- [TASK] Rewrite each of the rows below so that "Localize" becomes "Locate", with everything else left as it is.

- [GIVEN DATA]

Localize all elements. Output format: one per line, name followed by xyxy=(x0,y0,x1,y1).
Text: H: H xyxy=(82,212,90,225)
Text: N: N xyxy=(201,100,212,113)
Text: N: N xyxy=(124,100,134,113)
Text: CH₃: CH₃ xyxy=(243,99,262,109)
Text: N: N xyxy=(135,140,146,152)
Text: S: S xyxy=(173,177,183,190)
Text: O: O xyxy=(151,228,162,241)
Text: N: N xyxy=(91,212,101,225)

- [WRITTEN REPLY]
Locate all elements. Output format: one per line, name followed by xyxy=(x0,y0,x1,y1).
Text: H: H xyxy=(82,212,90,225)
Text: N: N xyxy=(201,100,212,113)
Text: N: N xyxy=(124,100,134,113)
Text: CH₃: CH₃ xyxy=(243,99,262,109)
Text: N: N xyxy=(135,140,146,152)
Text: S: S xyxy=(173,177,183,190)
Text: O: O xyxy=(151,228,162,241)
Text: N: N xyxy=(91,212,101,225)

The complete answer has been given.